** start Data rows **

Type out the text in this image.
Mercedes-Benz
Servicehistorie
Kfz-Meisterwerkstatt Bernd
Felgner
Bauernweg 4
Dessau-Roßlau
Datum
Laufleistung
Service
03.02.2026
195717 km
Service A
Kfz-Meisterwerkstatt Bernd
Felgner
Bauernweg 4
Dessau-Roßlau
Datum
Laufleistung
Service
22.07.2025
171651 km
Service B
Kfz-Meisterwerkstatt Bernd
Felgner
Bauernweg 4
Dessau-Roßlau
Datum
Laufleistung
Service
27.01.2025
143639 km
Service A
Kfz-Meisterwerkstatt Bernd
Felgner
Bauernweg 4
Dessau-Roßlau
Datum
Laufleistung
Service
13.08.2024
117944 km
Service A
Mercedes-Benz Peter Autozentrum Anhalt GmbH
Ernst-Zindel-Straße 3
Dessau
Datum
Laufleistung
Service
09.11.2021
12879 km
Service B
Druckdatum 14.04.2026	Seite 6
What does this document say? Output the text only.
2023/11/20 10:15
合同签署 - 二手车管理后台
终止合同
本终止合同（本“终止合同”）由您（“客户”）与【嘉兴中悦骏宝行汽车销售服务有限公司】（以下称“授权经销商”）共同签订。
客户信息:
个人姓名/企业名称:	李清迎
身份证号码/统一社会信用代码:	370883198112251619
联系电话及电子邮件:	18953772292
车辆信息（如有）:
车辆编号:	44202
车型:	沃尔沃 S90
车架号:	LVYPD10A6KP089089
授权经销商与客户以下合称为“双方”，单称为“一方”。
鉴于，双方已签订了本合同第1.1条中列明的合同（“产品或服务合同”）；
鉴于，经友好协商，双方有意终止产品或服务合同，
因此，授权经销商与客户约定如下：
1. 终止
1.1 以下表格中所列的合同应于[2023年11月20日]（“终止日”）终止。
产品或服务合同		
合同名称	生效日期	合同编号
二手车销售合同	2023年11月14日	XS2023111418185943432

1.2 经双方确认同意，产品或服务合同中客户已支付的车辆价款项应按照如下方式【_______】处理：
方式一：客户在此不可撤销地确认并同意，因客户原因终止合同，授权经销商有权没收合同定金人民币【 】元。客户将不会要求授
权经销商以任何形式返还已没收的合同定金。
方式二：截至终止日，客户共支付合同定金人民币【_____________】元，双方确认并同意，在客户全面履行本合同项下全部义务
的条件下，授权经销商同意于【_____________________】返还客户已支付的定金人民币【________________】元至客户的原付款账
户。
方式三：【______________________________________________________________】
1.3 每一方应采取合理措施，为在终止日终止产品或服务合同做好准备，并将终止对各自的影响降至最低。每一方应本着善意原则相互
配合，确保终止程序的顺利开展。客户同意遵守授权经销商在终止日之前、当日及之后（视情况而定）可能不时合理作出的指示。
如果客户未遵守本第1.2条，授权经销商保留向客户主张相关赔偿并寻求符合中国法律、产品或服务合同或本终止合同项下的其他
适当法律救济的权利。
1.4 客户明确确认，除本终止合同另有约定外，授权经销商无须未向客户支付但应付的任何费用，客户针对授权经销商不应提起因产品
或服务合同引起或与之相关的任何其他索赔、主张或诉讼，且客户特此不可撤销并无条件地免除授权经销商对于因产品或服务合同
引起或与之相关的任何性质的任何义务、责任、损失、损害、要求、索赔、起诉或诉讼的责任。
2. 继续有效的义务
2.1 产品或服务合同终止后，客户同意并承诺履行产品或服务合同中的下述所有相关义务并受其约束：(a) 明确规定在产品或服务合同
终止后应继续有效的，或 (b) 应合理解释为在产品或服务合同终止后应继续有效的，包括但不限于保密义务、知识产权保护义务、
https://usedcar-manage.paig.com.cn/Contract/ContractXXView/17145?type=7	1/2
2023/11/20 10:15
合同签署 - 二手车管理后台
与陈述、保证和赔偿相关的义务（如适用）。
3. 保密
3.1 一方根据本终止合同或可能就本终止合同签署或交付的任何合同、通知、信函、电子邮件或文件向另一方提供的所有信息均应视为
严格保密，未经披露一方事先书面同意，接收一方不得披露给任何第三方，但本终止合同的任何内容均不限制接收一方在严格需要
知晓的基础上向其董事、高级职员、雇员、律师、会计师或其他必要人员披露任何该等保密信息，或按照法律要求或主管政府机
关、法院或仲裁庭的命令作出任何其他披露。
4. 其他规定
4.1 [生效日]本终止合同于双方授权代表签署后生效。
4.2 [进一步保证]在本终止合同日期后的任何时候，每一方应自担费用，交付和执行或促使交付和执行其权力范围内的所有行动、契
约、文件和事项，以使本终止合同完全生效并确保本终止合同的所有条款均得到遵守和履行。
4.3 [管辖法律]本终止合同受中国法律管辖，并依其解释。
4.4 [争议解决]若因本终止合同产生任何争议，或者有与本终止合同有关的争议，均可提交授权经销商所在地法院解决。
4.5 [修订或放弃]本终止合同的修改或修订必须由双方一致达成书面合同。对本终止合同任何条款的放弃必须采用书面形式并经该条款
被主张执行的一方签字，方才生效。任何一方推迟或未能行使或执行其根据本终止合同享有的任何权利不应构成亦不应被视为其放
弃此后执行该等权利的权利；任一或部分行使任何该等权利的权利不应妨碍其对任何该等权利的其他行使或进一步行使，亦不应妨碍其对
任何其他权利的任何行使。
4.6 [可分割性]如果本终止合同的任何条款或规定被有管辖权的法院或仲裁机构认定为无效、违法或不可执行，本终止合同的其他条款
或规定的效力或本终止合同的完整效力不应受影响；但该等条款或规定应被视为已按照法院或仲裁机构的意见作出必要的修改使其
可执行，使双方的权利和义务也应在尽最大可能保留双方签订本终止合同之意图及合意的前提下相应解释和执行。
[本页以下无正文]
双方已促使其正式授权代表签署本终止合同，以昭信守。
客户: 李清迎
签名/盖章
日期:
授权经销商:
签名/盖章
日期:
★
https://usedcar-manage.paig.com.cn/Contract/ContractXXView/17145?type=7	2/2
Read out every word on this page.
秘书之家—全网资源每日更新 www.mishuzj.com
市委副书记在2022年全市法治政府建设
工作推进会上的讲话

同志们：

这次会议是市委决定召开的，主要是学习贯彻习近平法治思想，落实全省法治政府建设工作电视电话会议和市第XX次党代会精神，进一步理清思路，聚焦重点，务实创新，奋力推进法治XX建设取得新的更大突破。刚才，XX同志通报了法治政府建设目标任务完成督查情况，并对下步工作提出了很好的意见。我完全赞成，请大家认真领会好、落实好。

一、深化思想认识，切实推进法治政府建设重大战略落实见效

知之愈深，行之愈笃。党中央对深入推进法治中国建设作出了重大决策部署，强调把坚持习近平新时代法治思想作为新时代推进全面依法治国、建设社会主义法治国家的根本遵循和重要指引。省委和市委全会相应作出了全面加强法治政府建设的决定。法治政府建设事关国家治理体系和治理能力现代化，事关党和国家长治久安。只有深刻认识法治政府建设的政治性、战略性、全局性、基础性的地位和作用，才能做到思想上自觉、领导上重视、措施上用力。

** end Data rows **

Prompt: Restate the data above word for word, please.

Output for this exercise:
Type out the text in this image.
Mercedes-Benz
Servicehistorie
Kfz-Meisterwerkstatt Bernd
Felgner
Bauernweg 4
Dessau-Roßlau
Datum
Laufleistung
Service
03.02.2026
195717 km
Service A
Kfz-Meisterwerkstatt Bernd
Felgner
Bauernweg 4
Dessau-Roßlau
Datum
Laufleistung
Service
22.07.2025
171651 km
Service B
Kfz-Meisterwerkstatt Bernd
Felgner
Bauernweg 4
Dessau-Roßlau
Datum
Laufleistung
Service
27.01.2025
143639 km
Service A
Kfz-Meisterwerkstatt Bernd
Felgner
Bauernweg 4
Dessau-Roßlau
Datum
Laufleistung
Service
13.08.2024
117944 km
Service A
Mercedes-Benz Peter Autozentrum Anhalt GmbH
Ernst-Zindel-Straße 3
Dessau
Datum
Laufleistung
Service
09.11.2021
12879 km
Service B
Druckdatum 14.04.2026	Seite 6
What does this document say? Output the text only.
2023/11/20 10:15
合同签署 - 二手车管理后台
终止合同
本终止合同（本“终止合同”）由您（“客户”）与【嘉兴中悦骏宝行汽车销售服务有限公司】（以下称“授权经销商”）共同签订。
客户信息:
个人姓名/企业名称:	李清迎
身份证号码/统一社会信用代码:	370883198112251619
联系电话及电子邮件:	18953772292
车辆信息（如有）:
车辆编号:	44202
车型:	沃尔沃 S90
车架号:	LVYPD10A6KP089089
授权经销商与客户以下合称为“双方”，单称为“一方”。
鉴于，双方已签订了本合同第1.1条中列明的合同（“产品或服务合同”）；
鉴于，经友好协商，双方有意终止产品或服务合同，
因此，授权经销商与客户约定如下：
1. 终止
1.1 以下表格中所列的合同应于[2023年11月20日]（“终止日”）终止。
产品或服务合同		
合同名称	生效日期	合同编号
二手车销售合同	2023年11月14日	XS2023111418185943432

1.2 经双方确认同意，产品或服务合同中客户已支付的车辆价款项应按照如下方式【_______】处理：
方式一：客户在此不可撤销地确认并同意，因客户原因终止合同，授权经销商有权没收合同定金人民币【 】元。客户将不会要求授
权经销商以任何形式返还已没收的合同定金。
方式二：截至终止日，客户共支付合同定金人民币【_____________】元，双方确认并同意，在客户全面履行本合同项下全部义务
的条件下，授权经销商同意于【_____________________】返还客户已支付的定金人民币【________________】元至客户的原付款账
户。
方式三：【______________________________________________________________】
1.3 每一方应采取合理措施，为在终止日终止产品或服务合同做好准备，并将终止对各自的影响降至最低。每一方应本着善意原则相互
配合，确保终止程序的顺利开展。客户同意遵守授权经销商在终止日之前、当日及之后（视情况而定）可能不时合理作出的指示。
如果客户未遵守本第1.2条，授权经销商保留向客户主张相关赔偿并寻求符合中国法律、产品或服务合同或本终止合同项下的其他
适当法律救济的权利。
1.4 客户明确确认，除本终止合同另有约定外，授权经销商无须未向客户支付但应付的任何费用，客户针对授权经销商不应提起因产品
或服务合同引起或与之相关的任何其他索赔、主张或诉讼，且客户特此不可撤销并无条件地免除授权经销商对于因产品或服务合同
引起或与之相关的任何性质的任何义务、责任、损失、损害、要求、索赔、起诉或诉讼的责任。
2. 继续有效的义务
2.1 产品或服务合同终止后，客户同意并承诺履行产品或服务合同中的下述所有相关义务并受其约束：(a) 明确规定在产品或服务合同
终止后应继续有效的，或 (b) 应合理解释为在产品或服务合同终止后应继续有效的，包括但不限于保密义务、知识产权保护义务、
https://usedcar-manage.paig.com.cn/Contract/ContractXXView/17145?type=7	1/2
2023/11/20 10:15
合同签署 - 二手车管理后台
与陈述、保证和赔偿相关的义务（如适用）。
3. 保密
3.1 一方根据本终止合同或可能就本终止合同签署或交付的任何合同、通知、信函、电子邮件或文件向另一方提供的所有信息均应视为
严格保密，未经披露一方事先书面同意，接收一方不得披露给任何第三方，但本终止合同的任何内容均不限制接收一方在严格需要
知晓的基础上向其董事、高级职员、雇员、律师、会计师或其他必要人员披露任何该等保密信息，或按照法律要求或主管政府机
关、法院或仲裁庭的命令作出任何其他披露。
4. 其他规定
4.1 [生效日]本终止合同于双方授权代表签署后生效。
4.2 [进一步保证]在本终止合同日期后的任何时候，每一方应自担费用，交付和执行或促使交付和执行其权力范围内的所有行动、契
约、文件和事项，以使本终止合同完全生效并确保本终止合同的所有条款均得到遵守和履行。
4.3 [管辖法律]本终止合同受中国法律管辖，并依其解释。
4.4 [争议解决]若因本终止合同产生任何争议，或者有与本终止合同有关的争议，均可提交授权经销商所在地法院解决。
4.5 [修订或放弃]本终止合同的修改或修订必须由双方一致达成书面合同。对本终止合同任何条款的放弃必须采用书面形式并经该条款
被主张执行的一方签字，方才生效。任何一方推迟或未能行使或执行其根据本终止合同享有的任何权利不应构成亦不应被视为其放
弃此后执行该等权利的权利；任一或部分行使任何该等权利的权利不应妨碍其对任何该等权利的其他行使或进一步行使，亦不应妨碍其对
任何其他权利的任何行使。
4.6 [可分割性]如果本终止合同的任何条款或规定被有管辖权的法院或仲裁机构认定为无效、违法或不可执行，本终止合同的其他条款
或规定的效力或本终止合同的完整效力不应受影响；但该等条款或规定应被视为已按照法院或仲裁机构的意见作出必要的修改使其
可执行，使双方的权利和义务也应在尽最大可能保留双方签订本终止合同之意图及合意的前提下相应解释和执行。
[本页以下无正文]
双方已促使其正式授权代表签署本终止合同，以昭信守。
客户: 李清迎
签名/盖章
日期:
授权经销商:
签名/盖章
日期:
★
https://usedcar-manage.paig.com.cn/Contract/ContractXXView/17145?type=7	2/2
Read out every word on this page.
秘书之家—全网资源每日更新 www.mishuzj.com
市委副书记在2022年全市法治政府建设
工作推进会上的讲话

同志们：

这次会议是市委决定召开的，主要是学习贯彻习近平法治思想，落实全省法治政府建设工作电视电话会议和市第XX次党代会精神，进一步理清思路，聚焦重点，务实创新，奋力推进法治XX建设取得新的更大突破。刚才，XX同志通报了法治政府建设目标任务完成督查情况，并对下步工作提出了很好的意见。我完全赞成，请大家认真领会好、落实好。

一、深化思想认识，切实推进法治政府建设重大战略落实见效

知之愈深，行之愈笃。党中央对深入推进法治中国建设作出了重大决策部署，强调把坚持习近平新时代法治思想作为新时代推进全面依法治国、建设社会主义法治国家的根本遵循和重要指引。省委和市委全会相应作出了全面加强法治政府建设的决定。法治政府建设事关国家治理体系和治理能力现代化，事关党和国家长治久安。只有深刻认识法治政府建设的政治性、战略性、全局性、基础性的地位和作用，才能做到思想上自觉、领导上重视、措施上用力。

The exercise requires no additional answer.